_To do_
For each line below that contains the word "name", return that line.

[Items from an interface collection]

::::::::

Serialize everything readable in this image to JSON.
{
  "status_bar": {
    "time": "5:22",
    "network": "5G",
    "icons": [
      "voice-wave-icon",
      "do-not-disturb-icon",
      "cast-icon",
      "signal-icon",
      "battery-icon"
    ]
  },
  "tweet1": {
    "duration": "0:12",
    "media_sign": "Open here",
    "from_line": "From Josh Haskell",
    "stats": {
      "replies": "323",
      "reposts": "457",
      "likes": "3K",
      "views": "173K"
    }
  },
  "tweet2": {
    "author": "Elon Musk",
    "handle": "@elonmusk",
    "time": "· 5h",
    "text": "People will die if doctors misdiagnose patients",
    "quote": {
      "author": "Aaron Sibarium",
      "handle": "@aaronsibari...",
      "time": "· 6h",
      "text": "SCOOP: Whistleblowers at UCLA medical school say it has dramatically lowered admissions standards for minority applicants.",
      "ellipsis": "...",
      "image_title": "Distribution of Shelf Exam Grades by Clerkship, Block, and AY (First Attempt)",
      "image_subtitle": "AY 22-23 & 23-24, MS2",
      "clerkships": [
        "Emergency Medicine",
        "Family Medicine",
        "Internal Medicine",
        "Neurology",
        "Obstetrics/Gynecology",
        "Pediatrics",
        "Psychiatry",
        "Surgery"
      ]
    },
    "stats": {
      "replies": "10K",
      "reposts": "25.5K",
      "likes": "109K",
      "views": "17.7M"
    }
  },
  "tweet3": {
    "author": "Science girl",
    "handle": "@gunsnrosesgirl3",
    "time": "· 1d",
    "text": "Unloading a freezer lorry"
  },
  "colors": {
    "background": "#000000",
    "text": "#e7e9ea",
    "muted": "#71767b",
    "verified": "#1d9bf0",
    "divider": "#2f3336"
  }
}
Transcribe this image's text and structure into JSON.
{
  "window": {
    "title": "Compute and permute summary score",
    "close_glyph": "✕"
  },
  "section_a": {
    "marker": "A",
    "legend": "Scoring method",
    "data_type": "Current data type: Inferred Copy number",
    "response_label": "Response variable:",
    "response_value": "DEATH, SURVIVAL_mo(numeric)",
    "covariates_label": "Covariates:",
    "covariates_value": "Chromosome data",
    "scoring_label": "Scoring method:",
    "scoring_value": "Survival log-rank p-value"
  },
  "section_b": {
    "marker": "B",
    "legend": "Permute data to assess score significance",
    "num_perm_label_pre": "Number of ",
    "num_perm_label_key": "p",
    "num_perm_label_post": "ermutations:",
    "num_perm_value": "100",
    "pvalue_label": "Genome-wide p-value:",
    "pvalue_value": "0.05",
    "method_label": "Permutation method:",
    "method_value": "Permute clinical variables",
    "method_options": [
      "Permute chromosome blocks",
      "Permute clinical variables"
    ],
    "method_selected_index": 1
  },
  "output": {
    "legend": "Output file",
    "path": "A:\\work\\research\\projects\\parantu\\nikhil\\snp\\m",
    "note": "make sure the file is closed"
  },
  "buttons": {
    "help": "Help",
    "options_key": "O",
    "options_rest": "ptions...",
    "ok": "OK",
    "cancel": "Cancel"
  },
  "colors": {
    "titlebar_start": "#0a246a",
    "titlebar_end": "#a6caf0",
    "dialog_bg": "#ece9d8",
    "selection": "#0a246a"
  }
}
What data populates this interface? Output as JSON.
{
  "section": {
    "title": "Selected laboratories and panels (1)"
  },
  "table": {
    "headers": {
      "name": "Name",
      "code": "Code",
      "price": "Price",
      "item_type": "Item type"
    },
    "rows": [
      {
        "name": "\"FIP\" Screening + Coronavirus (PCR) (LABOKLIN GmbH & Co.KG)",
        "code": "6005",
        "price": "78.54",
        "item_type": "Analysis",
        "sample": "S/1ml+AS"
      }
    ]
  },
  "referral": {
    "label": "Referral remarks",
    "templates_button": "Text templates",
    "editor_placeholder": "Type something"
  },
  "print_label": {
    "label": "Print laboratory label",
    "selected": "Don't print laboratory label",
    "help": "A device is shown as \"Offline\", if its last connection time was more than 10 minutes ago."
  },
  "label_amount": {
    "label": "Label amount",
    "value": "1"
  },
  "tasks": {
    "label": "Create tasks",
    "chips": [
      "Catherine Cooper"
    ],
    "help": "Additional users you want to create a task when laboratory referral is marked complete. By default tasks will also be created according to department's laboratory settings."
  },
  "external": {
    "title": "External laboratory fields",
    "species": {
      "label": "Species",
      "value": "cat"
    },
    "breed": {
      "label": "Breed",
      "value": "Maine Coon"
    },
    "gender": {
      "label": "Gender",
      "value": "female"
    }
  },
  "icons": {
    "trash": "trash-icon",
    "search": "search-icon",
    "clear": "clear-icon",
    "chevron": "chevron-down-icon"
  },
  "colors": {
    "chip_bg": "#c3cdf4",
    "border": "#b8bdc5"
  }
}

::::::::

_Result for this exercise_
      "name": "Name",
        "name": "\"FIP\" Screening + Coronavirus (PCR) (LABOKLIN GmbH & Co.KG)",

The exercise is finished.